• **Direction**
Keep only the lines of the data below that contain "name", and copy them.

• **Records for this exercise**

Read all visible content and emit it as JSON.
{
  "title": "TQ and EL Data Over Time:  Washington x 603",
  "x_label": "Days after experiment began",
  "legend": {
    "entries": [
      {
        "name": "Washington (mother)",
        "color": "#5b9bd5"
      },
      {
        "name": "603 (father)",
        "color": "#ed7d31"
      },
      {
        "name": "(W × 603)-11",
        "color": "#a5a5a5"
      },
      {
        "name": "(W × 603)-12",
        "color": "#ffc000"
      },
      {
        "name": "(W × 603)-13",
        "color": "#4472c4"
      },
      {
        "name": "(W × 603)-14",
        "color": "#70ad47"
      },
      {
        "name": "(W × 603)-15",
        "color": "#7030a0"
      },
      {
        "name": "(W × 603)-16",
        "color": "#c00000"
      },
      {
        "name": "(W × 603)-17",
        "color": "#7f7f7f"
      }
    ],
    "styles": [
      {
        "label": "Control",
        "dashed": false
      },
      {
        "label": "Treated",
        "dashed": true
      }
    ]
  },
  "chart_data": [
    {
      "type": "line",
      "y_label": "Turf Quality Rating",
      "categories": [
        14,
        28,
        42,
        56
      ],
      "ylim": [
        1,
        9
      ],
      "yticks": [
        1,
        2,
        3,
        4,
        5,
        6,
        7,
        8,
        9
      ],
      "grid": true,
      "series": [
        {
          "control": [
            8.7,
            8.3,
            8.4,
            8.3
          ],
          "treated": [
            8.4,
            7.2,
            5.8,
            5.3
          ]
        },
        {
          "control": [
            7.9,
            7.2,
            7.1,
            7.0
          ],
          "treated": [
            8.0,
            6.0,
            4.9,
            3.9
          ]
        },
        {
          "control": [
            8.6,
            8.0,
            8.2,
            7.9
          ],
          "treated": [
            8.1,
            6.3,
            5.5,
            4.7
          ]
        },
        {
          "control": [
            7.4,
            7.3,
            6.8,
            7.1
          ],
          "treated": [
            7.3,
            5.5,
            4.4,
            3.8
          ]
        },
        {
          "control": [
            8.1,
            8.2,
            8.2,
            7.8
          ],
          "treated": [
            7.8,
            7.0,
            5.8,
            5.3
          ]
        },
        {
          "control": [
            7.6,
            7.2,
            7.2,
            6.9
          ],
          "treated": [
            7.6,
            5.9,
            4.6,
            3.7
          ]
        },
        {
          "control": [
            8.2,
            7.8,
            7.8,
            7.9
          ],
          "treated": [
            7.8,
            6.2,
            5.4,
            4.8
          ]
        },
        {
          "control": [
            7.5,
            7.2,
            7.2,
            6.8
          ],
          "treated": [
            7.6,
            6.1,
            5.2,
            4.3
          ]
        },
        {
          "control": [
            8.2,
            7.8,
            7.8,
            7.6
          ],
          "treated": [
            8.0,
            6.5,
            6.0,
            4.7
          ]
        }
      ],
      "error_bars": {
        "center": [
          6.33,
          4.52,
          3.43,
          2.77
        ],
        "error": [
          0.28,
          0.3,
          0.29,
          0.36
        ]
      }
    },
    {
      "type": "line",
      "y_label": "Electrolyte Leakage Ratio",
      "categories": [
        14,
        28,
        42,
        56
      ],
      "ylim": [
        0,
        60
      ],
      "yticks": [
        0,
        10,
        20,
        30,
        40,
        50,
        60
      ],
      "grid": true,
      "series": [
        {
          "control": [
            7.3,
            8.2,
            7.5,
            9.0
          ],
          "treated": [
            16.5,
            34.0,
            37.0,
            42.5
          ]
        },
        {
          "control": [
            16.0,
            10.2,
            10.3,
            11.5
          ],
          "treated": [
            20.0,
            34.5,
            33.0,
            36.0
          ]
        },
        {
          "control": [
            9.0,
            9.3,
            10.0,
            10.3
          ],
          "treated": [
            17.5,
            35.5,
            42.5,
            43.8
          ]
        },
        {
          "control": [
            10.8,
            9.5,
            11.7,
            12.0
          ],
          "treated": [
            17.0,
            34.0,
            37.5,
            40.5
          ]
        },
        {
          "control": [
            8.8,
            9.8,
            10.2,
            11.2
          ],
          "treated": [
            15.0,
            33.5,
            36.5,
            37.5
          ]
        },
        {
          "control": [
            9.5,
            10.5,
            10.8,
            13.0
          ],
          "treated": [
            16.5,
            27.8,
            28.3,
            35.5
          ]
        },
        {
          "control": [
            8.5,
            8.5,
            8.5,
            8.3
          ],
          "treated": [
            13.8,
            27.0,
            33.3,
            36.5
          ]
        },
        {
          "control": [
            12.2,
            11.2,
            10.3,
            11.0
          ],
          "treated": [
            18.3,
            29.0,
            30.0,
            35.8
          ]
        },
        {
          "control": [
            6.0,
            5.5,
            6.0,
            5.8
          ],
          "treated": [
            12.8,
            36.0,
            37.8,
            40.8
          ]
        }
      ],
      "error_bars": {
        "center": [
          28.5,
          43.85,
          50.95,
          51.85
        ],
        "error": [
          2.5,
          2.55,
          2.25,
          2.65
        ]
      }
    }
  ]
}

• **Solution to this exercise**
        "name": "Washington (mother)",
        "name": "603 (father)",
        "name": "(W × 603)-11",
        "name": "(W × 603)-12",
        "name": "(W × 603)-13",
        "name": "(W × 603)-14",
        "name": "(W × 603)-15",
        "name": "(W × 603)-16",
        "name": "(W × 603)-17",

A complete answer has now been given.